- _Exercise objective_: Copy the data word for word, keeping every line.

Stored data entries
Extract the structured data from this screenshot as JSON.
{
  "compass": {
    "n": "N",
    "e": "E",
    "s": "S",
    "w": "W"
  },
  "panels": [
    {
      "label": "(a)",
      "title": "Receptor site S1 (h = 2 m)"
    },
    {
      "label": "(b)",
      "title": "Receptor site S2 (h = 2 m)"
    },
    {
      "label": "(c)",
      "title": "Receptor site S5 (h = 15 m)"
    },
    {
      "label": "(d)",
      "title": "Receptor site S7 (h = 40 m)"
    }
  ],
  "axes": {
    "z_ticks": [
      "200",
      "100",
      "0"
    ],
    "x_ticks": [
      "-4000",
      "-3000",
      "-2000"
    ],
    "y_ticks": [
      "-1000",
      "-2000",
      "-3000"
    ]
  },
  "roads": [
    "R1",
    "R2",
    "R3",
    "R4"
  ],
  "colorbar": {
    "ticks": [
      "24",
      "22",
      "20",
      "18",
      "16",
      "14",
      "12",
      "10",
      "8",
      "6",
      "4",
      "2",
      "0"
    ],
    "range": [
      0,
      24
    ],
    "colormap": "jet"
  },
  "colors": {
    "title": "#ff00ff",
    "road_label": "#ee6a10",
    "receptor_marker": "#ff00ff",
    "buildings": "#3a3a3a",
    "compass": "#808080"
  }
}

- _Correct result_:
Extract the structured data from this screenshot as JSON.
{
  "compass": {
    "n": "N",
    "e": "E",
    "s": "S",
    "w": "W"
  },
  "panels": [
    {
      "label": "(a)",
      "title": "Receptor site S1 (h = 2 m)"
    },
    {
      "label": "(b)",
      "title": "Receptor site S2 (h = 2 m)"
    },
    {
      "label": "(c)",
      "title": "Receptor site S5 (h = 15 m)"
    },
    {
      "label": "(d)",
      "title": "Receptor site S7 (h = 40 m)"
    }
  ],
  "axes": {
    "z_ticks": [
      "200",
      "100",
      "0"
    ],
    "x_ticks": [
      "-4000",
      "-3000",
      "-2000"
    ],
    "y_ticks": [
      "-1000",
      "-2000",
      "-3000"
    ]
  },
  "roads": [
    "R1",
    "R2",
    "R3",
    "R4"
  ],
  "colorbar": {
    "ticks": [
      "24",
      "22",
      "20",
      "18",
      "16",
      "14",
      "12",
      "10",
      "8",
      "6",
      "4",
      "2",
      "0"
    ],
    "range": [
      0,
      24
    ],
    "colormap": "jet"
  },
  "colors": {
    "title": "#ff00ff",
    "road_label": "#ee6a10",
    "receptor_marker": "#ff00ff",
    "buildings": "#3a3a3a",
    "compass": "#808080"
  }
}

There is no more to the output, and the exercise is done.